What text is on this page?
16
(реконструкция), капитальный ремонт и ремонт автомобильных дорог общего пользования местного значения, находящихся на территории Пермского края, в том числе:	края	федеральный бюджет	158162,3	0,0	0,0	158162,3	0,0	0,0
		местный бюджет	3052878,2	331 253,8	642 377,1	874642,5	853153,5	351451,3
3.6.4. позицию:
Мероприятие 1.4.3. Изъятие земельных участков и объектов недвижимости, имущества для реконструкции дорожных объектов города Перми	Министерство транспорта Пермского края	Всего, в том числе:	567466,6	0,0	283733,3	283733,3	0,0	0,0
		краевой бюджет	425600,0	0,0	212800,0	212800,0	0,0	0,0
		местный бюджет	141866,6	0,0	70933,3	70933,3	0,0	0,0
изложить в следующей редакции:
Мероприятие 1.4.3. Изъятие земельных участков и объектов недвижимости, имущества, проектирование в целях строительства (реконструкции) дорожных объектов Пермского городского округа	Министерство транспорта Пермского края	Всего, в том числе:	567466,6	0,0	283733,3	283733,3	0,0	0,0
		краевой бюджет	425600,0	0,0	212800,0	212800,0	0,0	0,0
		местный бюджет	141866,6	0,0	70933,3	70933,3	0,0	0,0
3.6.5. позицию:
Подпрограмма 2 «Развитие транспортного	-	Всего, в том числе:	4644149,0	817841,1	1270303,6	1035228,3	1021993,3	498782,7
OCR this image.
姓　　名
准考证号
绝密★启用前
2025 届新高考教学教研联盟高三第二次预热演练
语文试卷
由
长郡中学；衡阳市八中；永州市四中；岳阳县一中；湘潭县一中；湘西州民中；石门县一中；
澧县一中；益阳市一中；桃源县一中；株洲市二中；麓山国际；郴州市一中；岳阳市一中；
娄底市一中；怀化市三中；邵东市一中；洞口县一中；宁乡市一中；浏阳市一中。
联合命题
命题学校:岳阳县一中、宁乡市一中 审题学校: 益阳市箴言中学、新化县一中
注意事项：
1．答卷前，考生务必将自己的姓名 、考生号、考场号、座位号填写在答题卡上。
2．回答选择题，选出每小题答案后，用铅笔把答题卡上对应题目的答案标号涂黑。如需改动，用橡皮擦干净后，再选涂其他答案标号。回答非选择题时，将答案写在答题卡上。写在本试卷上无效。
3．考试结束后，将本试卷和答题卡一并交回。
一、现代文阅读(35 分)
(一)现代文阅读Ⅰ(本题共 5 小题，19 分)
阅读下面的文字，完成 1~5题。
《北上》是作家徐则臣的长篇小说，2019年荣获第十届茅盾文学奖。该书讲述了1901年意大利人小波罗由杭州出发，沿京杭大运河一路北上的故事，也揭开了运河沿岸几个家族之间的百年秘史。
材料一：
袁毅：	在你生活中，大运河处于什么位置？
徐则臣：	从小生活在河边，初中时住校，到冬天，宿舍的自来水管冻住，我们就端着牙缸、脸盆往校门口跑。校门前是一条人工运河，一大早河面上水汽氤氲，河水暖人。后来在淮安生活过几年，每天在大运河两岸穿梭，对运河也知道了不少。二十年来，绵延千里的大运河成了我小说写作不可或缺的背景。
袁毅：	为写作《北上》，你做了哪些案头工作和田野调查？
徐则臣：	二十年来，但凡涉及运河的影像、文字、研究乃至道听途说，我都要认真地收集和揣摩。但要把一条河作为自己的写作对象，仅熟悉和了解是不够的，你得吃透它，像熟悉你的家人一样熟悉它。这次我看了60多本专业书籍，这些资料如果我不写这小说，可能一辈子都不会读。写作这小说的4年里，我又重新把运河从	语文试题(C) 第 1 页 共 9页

+-------+

The request:
Quote, without alteration, the final stretch of the entries: the line with "OCR this image." onward to the last line.

Expected output:
OCR this image.
姓　　名
准考证号
绝密★启用前
2025 届新高考教学教研联盟高三第二次预热演练
语文试卷
由
长郡中学；衡阳市八中；永州市四中；岳阳县一中；湘潭县一中；湘西州民中；石门县一中；
澧县一中；益阳市一中；桃源县一中；株洲市二中；麓山国际；郴州市一中；岳阳市一中；
娄底市一中；怀化市三中；邵东市一中；洞口县一中；宁乡市一中；浏阳市一中。
联合命题
命题学校:岳阳县一中、宁乡市一中 审题学校: 益阳市箴言中学、新化县一中
注意事项：
1．答卷前，考生务必将自己的姓名 、考生号、考场号、座位号填写在答题卡上。
2．回答选择题，选出每小题答案后，用铅笔把答题卡上对应题目的答案标号涂黑。如需改动，用橡皮擦干净后，再选涂其他答案标号。回答非选择题时，将答案写在答题卡上。写在本试卷上无效。
3．考试结束后，将本试卷和答题卡一并交回。
一、现代文阅读(35 分)
(一)现代文阅读Ⅰ(本题共 5 小题，19 分)
阅读下面的文字，完成 1~5题。
《北上》是作家徐则臣的长篇小说，2019年荣获第十届茅盾文学奖。该书讲述了1901年意大利人小波罗由杭州出发，沿京杭大运河一路北上的故事，也揭开了运河沿岸几个家族之间的百年秘史。
材料一：
袁毅：	在你生活中，大运河处于什么位置？
徐则臣：	从小生活在河边，初中时住校，到冬天，宿舍的自来水管冻住，我们就端着牙缸、脸盆往校门口跑。校门前是一条人工运河，一大早河面上水汽氤氲，河水暖人。后来在淮安生活过几年，每天在大运河两岸穿梭，对运河也知道了不少。二十年来，绵延千里的大运河成了我小说写作不可或缺的背景。
袁毅：	为写作《北上》，你做了哪些案头工作和田野调查？
徐则臣：	二十年来，但凡涉及运河的影像、文字、研究乃至道听途说，我都要认真地收集和揣摩。但要把一条河作为自己的写作对象，仅熟悉和了解是不够的，你得吃透它，像熟悉你的家人一样熟悉它。这次我看了60多本专业书籍，这些资料如果我不写这小说，可能一辈子都不会读。写作这小说的4年里，我又重新把运河从	语文试题(C) 第 1 页 共 9页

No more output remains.